Scan the records below for lines with the word "grid", then state how many you find and nothing else.

-----

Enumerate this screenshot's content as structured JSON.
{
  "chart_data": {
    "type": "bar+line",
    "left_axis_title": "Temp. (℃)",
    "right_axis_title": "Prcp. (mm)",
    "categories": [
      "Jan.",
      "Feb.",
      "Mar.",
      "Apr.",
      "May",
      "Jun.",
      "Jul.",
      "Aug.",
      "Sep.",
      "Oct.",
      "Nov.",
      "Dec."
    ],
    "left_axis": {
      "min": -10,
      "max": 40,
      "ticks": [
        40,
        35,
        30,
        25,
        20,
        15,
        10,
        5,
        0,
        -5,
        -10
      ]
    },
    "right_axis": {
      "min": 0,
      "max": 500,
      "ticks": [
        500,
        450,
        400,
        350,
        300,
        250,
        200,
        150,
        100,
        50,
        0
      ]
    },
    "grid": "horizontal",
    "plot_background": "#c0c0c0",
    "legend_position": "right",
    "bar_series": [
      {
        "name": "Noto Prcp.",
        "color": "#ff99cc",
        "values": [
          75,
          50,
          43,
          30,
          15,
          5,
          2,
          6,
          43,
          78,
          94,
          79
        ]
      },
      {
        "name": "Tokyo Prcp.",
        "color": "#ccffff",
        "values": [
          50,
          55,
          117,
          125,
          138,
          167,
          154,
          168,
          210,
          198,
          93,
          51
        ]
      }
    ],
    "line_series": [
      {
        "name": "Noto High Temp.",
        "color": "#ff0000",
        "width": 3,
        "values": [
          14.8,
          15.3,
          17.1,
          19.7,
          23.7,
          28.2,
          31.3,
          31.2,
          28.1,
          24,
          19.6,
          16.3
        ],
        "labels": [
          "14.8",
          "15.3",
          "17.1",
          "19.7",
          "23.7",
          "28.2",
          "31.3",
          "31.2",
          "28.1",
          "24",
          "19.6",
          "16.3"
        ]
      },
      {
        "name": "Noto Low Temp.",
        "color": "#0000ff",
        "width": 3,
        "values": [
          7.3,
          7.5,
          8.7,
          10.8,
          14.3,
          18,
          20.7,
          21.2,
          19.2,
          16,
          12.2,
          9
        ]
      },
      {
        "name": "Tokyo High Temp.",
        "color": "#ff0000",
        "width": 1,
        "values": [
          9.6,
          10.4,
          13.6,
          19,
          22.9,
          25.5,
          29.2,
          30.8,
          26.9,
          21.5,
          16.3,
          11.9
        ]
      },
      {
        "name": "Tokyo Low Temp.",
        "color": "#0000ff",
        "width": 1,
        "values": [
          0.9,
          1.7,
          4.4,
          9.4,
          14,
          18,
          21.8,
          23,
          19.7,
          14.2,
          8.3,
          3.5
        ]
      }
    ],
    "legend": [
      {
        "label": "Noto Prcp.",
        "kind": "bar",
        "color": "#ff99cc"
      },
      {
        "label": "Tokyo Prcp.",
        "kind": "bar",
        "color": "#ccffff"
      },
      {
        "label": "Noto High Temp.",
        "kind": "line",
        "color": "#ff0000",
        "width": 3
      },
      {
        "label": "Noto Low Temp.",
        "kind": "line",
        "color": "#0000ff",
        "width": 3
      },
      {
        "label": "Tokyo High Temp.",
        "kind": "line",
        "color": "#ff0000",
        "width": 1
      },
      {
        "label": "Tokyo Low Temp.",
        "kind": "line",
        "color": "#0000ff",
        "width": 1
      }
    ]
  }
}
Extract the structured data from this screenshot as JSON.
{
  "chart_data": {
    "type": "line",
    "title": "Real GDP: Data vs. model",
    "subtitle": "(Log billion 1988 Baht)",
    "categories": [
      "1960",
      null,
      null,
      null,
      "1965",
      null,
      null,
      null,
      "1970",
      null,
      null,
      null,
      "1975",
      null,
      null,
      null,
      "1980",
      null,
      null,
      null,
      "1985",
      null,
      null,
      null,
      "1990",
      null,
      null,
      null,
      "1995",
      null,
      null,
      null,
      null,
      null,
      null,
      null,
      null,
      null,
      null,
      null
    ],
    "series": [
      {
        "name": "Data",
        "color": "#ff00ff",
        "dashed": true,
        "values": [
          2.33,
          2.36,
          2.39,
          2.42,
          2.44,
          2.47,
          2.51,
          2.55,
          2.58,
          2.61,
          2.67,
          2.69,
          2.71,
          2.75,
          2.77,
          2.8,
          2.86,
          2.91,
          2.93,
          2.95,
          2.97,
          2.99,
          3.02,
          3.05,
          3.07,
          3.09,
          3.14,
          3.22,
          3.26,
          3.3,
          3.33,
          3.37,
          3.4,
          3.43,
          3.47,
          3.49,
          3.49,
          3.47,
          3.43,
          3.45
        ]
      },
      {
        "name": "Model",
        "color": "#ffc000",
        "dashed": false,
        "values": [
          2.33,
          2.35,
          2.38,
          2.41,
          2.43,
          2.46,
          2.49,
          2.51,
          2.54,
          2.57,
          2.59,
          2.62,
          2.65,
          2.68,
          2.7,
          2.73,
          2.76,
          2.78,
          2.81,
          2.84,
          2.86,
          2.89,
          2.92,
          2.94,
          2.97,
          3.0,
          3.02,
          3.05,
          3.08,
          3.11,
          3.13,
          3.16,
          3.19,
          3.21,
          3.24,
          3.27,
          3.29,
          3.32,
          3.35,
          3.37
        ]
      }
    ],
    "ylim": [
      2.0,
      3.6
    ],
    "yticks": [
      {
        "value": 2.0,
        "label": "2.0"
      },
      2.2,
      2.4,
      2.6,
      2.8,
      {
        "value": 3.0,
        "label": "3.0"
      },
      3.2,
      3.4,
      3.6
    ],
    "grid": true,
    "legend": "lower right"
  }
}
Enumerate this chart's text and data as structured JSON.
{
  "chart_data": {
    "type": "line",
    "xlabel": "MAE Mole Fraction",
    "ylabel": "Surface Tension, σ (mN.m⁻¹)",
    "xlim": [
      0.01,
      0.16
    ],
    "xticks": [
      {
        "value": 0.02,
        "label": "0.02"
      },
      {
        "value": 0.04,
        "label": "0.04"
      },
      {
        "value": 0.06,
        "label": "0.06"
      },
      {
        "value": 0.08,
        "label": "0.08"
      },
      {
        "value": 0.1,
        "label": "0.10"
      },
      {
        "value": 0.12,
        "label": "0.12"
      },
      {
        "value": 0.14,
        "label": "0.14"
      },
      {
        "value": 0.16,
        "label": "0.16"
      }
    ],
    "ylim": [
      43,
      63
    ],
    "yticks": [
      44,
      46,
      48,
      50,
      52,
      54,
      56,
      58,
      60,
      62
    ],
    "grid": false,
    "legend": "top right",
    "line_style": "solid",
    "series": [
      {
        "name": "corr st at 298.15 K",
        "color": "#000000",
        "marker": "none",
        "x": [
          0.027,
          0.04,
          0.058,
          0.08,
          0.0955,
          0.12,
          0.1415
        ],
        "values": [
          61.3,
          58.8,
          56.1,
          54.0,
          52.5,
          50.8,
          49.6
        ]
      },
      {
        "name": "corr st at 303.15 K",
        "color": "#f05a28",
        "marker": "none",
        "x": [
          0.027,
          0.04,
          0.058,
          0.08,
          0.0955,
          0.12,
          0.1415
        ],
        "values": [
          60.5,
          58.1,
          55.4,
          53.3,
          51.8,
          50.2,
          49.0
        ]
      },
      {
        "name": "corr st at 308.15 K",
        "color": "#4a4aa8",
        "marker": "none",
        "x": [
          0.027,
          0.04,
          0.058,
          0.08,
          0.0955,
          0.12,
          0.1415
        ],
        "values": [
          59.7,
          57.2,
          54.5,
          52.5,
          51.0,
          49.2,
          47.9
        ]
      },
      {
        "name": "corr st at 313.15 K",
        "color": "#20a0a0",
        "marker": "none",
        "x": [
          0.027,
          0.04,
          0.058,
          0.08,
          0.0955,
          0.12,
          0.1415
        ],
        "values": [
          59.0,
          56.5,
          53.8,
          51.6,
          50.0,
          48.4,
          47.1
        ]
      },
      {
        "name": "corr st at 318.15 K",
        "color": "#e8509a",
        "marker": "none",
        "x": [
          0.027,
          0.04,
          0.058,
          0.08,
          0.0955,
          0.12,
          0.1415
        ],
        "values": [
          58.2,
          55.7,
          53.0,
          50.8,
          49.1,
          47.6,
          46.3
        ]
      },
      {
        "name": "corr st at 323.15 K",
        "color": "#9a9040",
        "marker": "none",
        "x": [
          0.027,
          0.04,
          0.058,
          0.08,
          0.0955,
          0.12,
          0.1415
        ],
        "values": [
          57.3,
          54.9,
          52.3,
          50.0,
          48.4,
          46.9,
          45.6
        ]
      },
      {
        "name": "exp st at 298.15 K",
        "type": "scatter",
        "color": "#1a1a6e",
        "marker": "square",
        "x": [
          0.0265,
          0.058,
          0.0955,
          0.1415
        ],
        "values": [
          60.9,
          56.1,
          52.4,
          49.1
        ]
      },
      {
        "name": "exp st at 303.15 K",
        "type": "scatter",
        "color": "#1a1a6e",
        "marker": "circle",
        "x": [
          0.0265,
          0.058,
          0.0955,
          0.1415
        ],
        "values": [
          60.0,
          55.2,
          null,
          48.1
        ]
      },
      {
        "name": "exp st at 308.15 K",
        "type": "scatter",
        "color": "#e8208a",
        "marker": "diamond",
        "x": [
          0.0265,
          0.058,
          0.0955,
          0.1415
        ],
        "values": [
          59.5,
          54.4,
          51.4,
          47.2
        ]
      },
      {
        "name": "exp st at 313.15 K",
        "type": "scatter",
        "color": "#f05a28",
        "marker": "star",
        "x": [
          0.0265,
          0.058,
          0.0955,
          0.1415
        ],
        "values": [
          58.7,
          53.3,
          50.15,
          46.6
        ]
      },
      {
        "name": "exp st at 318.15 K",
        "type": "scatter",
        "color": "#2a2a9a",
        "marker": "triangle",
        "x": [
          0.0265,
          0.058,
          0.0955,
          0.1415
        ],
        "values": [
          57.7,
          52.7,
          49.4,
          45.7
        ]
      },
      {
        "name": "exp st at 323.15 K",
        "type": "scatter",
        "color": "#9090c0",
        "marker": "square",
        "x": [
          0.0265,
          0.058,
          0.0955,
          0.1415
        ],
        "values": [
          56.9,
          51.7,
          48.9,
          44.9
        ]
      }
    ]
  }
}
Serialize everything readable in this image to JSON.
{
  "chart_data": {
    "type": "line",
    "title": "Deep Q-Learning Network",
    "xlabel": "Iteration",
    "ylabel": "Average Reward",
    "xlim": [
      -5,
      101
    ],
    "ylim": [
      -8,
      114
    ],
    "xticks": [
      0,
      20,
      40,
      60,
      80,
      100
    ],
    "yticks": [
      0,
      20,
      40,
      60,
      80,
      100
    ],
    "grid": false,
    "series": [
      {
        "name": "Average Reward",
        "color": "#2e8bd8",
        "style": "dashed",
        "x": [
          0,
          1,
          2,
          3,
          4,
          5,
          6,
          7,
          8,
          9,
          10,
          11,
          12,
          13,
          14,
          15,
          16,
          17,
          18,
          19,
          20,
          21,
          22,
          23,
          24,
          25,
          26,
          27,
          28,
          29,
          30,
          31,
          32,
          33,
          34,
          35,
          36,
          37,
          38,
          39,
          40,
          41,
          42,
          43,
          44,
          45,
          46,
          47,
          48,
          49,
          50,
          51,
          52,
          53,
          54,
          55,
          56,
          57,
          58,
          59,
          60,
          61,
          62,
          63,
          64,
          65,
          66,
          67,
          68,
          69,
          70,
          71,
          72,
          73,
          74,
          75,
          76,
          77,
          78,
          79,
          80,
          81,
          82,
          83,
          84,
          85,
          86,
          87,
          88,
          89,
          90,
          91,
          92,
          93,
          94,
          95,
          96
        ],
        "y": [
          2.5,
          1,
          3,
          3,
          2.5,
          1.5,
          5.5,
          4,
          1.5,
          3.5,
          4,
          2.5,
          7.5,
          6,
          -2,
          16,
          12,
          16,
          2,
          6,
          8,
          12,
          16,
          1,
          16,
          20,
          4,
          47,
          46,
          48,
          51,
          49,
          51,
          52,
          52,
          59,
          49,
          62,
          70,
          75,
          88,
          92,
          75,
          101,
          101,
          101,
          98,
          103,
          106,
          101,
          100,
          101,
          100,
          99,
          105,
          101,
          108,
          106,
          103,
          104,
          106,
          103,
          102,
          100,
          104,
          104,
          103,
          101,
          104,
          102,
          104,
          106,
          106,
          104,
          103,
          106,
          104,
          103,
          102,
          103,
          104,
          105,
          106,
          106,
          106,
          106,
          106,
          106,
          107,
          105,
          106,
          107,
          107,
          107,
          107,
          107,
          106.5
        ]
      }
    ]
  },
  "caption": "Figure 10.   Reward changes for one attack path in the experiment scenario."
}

-----

RESPONSE BELOW:
4